[Recorded data]
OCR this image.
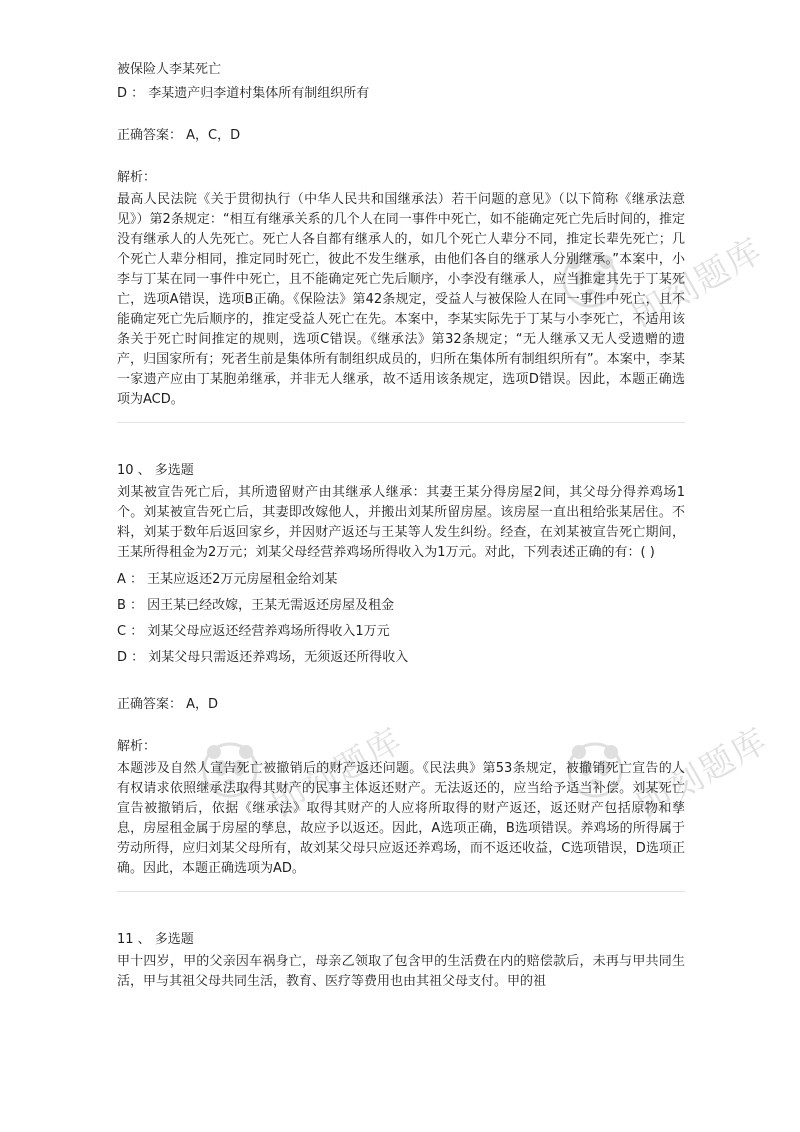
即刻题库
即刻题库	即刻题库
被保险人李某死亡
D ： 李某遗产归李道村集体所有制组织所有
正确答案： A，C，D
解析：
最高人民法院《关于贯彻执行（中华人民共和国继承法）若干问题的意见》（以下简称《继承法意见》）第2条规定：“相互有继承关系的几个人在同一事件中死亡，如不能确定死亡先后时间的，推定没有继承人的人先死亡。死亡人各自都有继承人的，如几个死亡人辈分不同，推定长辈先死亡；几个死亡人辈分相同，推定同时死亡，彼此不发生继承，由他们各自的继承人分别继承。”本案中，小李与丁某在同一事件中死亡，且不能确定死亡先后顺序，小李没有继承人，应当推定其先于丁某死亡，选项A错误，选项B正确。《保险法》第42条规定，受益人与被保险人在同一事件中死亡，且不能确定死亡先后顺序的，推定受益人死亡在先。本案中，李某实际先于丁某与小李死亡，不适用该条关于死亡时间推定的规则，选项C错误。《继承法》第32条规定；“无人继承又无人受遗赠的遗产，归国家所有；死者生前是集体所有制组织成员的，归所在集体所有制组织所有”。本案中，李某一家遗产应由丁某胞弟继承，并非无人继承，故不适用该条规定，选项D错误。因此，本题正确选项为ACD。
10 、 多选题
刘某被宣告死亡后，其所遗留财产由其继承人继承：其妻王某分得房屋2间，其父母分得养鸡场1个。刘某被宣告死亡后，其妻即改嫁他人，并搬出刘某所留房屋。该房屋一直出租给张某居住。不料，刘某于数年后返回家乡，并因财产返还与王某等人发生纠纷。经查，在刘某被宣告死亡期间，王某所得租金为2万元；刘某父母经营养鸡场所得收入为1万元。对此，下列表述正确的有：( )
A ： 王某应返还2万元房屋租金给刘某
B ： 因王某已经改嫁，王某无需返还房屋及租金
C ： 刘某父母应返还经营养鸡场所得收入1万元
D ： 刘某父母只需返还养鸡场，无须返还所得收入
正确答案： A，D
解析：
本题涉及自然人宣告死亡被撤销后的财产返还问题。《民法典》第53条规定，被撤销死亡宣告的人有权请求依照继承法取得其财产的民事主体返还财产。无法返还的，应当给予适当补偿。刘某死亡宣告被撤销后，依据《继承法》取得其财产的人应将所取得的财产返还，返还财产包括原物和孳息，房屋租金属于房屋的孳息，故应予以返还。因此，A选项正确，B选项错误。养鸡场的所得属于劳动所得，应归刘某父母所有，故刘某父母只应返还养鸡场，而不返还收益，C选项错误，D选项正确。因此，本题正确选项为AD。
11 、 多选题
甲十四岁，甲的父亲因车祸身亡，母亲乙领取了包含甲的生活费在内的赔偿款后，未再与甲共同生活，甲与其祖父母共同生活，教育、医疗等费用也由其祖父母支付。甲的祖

==

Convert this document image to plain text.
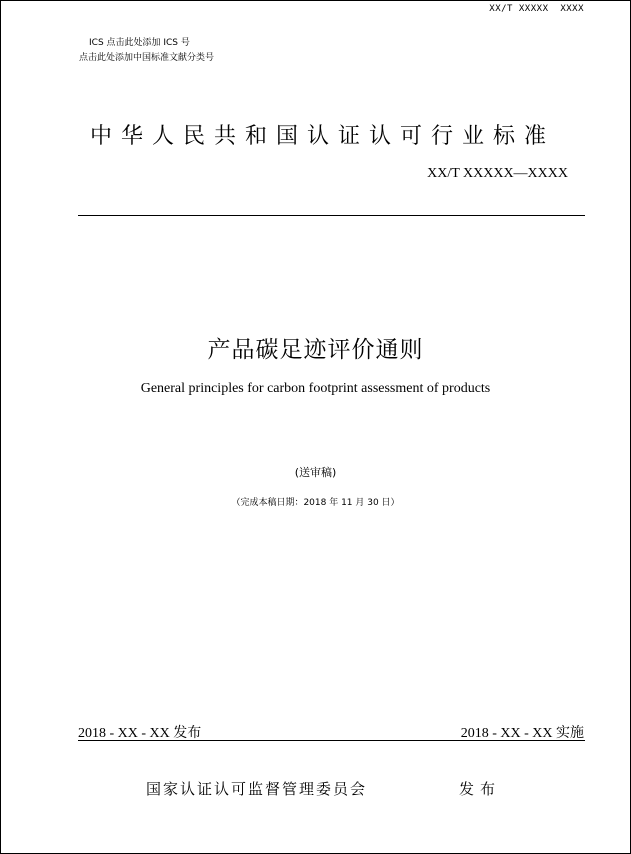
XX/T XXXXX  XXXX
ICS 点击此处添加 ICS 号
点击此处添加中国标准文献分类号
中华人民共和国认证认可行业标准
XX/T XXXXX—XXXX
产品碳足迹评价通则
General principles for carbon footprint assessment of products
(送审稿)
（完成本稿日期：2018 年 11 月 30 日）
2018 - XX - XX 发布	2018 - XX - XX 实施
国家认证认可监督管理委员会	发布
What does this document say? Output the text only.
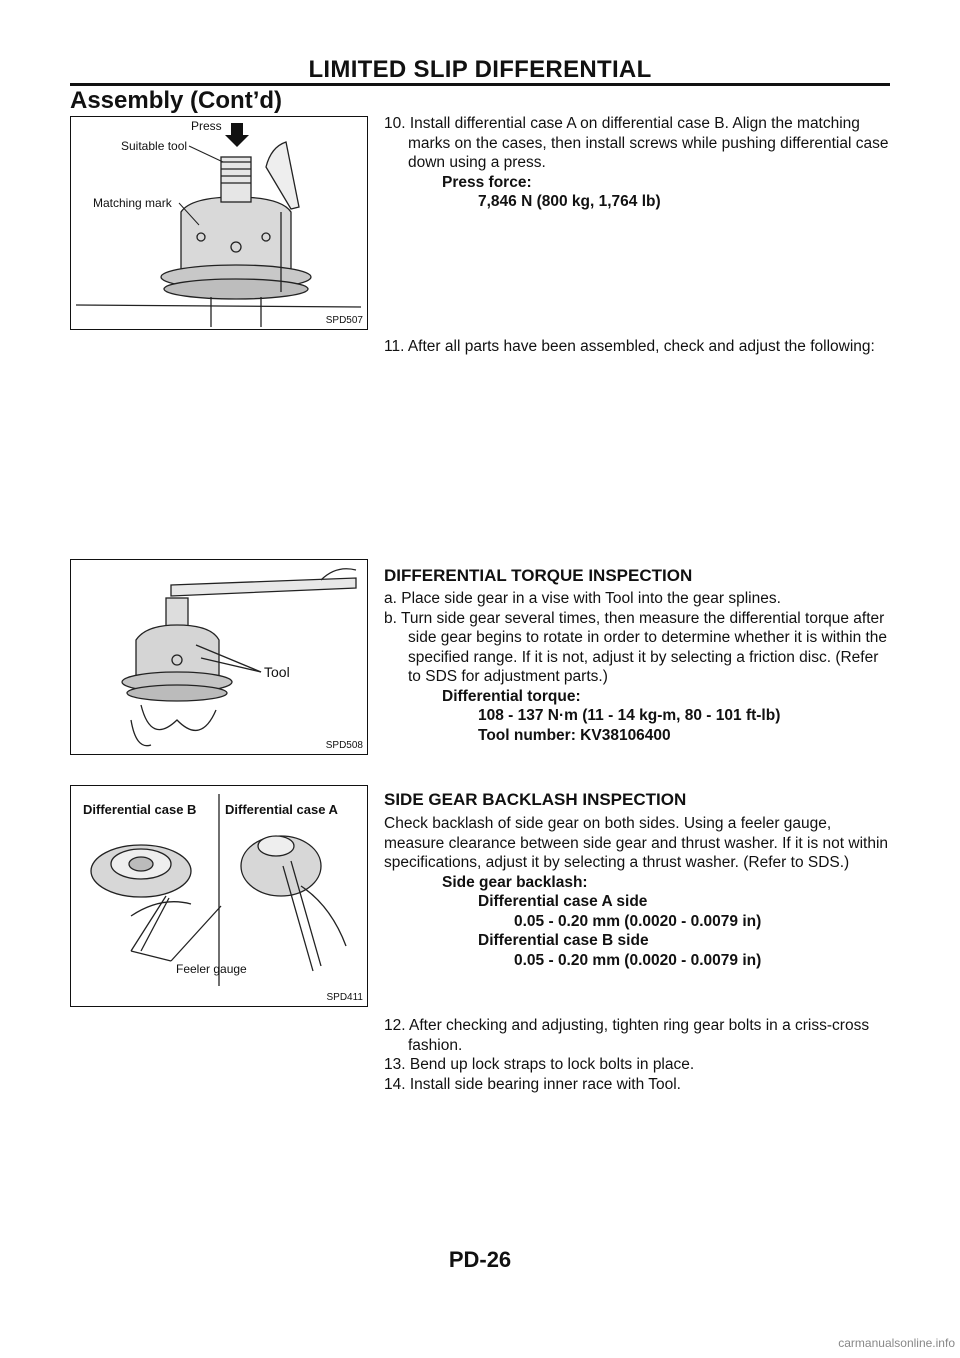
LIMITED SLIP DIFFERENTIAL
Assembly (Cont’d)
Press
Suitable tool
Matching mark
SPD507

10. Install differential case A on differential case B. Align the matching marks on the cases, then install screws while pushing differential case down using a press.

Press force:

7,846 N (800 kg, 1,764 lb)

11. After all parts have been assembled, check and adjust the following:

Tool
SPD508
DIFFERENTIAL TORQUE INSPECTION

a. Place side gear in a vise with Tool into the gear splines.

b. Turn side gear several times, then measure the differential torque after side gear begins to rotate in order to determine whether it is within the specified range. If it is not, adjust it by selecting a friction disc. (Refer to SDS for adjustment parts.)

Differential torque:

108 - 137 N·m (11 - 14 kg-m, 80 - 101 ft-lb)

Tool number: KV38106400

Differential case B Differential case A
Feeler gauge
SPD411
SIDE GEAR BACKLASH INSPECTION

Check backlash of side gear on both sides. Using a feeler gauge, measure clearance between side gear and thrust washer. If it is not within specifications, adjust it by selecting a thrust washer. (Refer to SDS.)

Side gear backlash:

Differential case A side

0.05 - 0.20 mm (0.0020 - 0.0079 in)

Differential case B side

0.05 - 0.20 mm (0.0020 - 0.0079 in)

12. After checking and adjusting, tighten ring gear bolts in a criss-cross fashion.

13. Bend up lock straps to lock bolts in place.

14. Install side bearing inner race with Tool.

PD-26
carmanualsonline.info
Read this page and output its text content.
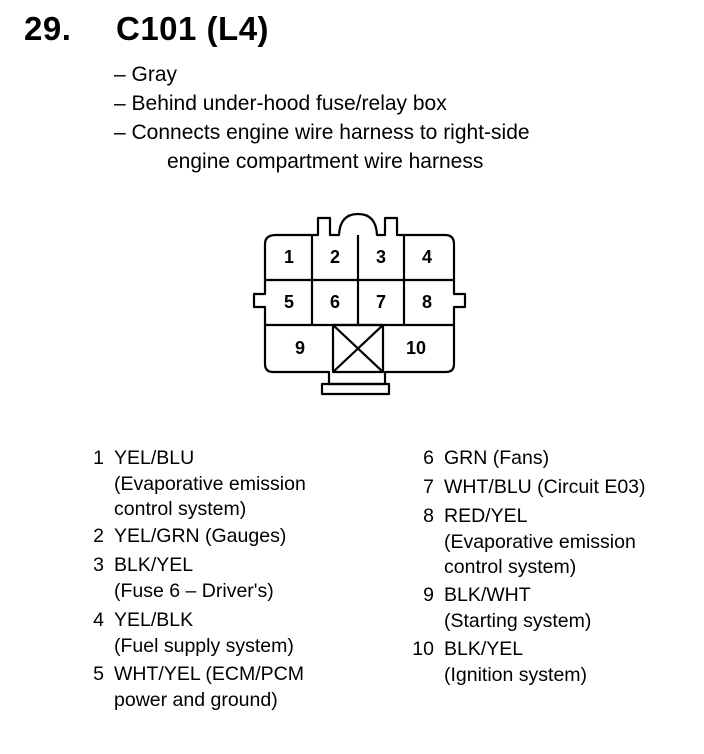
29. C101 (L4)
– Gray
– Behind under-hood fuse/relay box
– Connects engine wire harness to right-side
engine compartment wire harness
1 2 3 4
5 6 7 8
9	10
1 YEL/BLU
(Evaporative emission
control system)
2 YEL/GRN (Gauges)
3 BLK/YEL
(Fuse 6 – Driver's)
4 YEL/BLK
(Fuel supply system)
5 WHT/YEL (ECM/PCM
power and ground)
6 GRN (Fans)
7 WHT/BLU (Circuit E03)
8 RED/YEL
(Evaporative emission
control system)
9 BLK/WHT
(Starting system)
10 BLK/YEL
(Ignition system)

Aim of the exercise —
In the records above, locate each line with the word "selecting". Copy all such lines.

Correct answer —
b. Turn side gear several times, then measure the differential torque after side gear begins to rotate in order to determine whether it is within the specified range. If it is not, adjust it by selecting a friction disc. (Refer to SDS for adjustment parts.)
Check backlash of side gear on both sides. Using a feeler gauge, measure clearance between side gear and thrust washer. If it is not within specifications, adjust it by selecting a thrust washer. (Refer to SDS.)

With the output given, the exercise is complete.